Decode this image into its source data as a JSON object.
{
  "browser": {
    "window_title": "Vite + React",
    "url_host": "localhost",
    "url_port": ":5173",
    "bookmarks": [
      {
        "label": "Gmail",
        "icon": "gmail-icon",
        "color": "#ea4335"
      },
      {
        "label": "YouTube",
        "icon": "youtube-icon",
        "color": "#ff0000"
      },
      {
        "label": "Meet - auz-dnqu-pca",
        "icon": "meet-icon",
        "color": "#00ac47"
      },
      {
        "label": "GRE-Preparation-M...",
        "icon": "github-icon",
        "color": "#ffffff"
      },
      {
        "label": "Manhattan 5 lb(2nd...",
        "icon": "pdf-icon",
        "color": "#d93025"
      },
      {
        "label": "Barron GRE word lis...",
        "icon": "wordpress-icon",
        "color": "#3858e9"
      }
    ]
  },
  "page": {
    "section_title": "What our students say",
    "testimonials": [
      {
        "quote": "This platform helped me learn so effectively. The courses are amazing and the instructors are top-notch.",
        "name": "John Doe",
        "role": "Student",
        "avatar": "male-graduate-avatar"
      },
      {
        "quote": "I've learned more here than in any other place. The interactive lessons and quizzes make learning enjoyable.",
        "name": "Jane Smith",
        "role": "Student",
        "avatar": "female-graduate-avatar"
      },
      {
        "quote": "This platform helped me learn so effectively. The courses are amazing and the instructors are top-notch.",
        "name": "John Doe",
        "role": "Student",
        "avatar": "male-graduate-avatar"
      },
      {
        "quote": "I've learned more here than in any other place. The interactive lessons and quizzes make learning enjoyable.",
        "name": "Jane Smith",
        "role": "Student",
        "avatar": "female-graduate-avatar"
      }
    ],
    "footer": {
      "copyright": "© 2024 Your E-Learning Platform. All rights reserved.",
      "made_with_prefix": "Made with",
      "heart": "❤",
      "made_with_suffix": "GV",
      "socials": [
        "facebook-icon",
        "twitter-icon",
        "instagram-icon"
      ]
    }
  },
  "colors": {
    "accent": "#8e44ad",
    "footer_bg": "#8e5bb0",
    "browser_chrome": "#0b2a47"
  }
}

# Problem to solve
Gather up every line in the data above that contains the word "icon", copying each one.

# Exercise result
        "icon": "gmail-icon",
        "icon": "youtube-icon",
        "icon": "meet-icon",
        "icon": "github-icon",
        "icon": "pdf-icon",
        "icon": "wordpress-icon",
        "facebook-icon",
        "twitter-icon",
        "instagram-icon"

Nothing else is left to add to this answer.